What is required: Write out the passage from the review of the parody series word for word, starting with the words "The whole making-it-up-as-we-go-along" and ending after the words "of amusing ideas.)".

The whole making-it-up-as-we-go-along aspect can act as a challenge for
participants to forge something coherent out of what has gone before, but
the silliness factor usually results in a melange of amusing ideas.)
The exit of the Interim Iconoclasts was abrupt but necessary, and
at least it was both funny and in character. The revelation of the
reincarnation of the original Mange Man is either going to simplify or
complicate continuity. However the main point of parody in this short
issue comes from a cute use of a crossover with the postings of the
RACCies awards, where Pointless Awards Man IV is literally dumped from
the end of this post into the narrative text of the ceremony in the
awards posting (and then comes back next issue). It's a variation on
some of the more egregious types of crossovers that monthly(-ish) comic
books have used over the decades to exploits any sense of completism
that their readers may have and thereby raise sales.

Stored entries

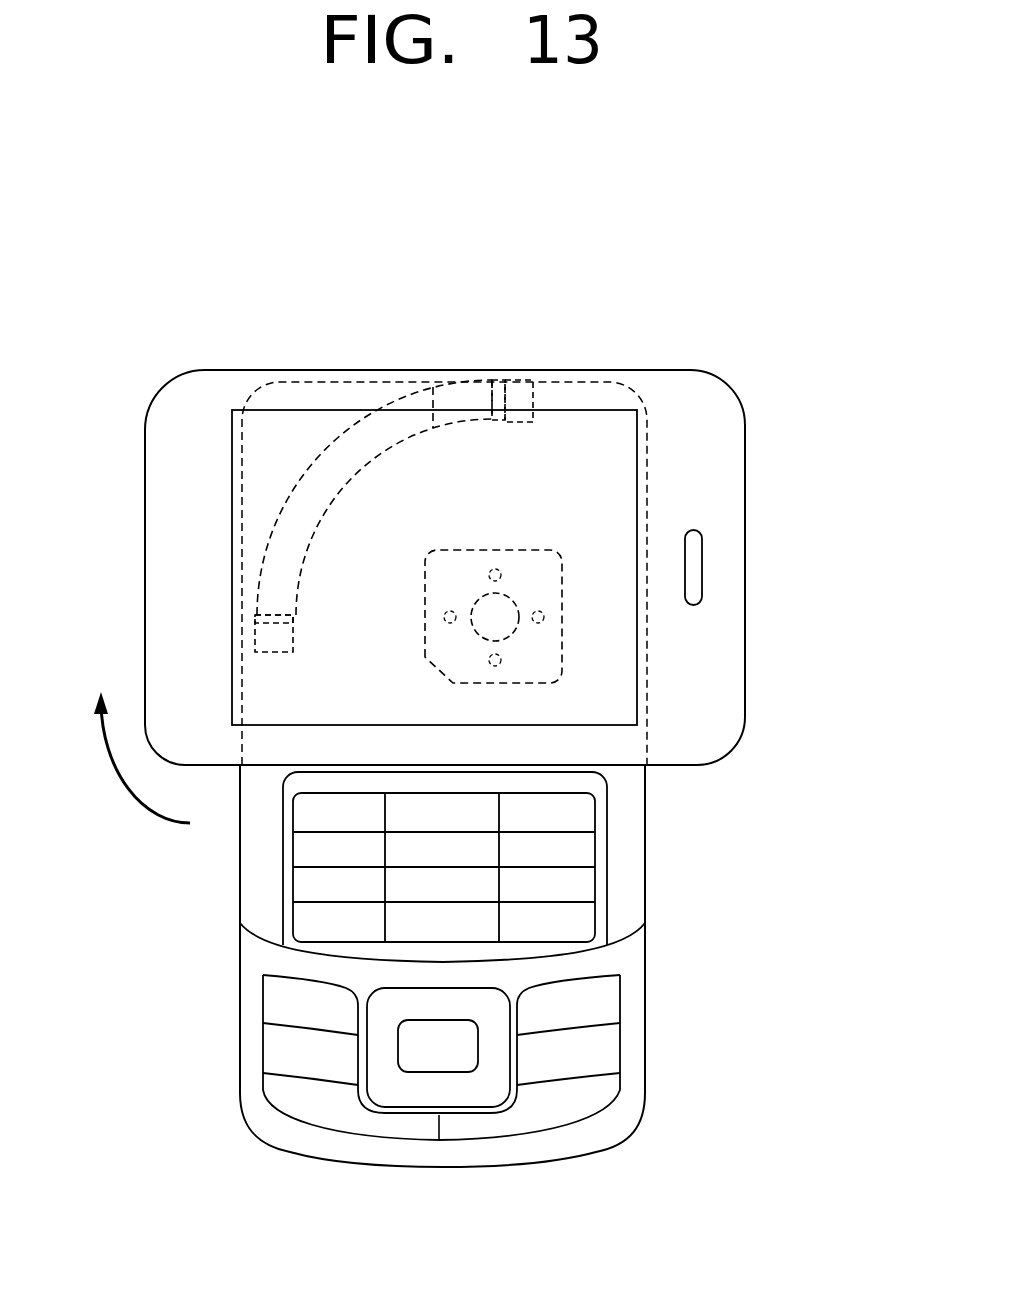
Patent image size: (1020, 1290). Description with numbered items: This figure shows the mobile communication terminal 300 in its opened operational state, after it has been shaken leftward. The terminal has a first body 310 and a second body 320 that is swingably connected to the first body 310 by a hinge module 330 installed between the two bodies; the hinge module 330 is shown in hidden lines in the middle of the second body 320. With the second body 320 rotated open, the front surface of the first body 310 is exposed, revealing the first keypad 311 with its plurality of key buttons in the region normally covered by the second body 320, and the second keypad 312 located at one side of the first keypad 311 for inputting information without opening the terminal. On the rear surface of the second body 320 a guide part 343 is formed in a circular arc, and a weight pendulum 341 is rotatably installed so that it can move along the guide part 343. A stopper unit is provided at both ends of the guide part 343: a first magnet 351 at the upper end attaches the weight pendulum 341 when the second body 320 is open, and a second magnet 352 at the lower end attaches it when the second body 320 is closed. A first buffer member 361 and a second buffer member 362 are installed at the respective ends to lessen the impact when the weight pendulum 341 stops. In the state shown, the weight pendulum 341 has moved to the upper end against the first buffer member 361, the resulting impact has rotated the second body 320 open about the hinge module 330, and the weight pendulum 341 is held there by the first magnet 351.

The mobile communication terminal 300 is at (782, 370).
The first body 310 is at (635, 1050).
The first keypad 311 is at (320, 850).
The second keypad 312 is at (283, 1047).
The second body 320 is at (720, 473).
The hinge module 330 is at (530, 607).
The weight pendulum 341 is at (457, 395).
The guide part 343 is at (293, 494).
The first magnet 351 is at (522, 393).
The second magnet 352 is at (262, 638).
The first buffer member 361 is at (499, 388).
The second buffer member 362 is at (265, 617).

Task result:
The whole making-it-up-as-we-go-along aspect can act as a challenge for
participants to forge something coherent out of what has gone before, but
the silliness factor usually results in a melange of amusing ideas.)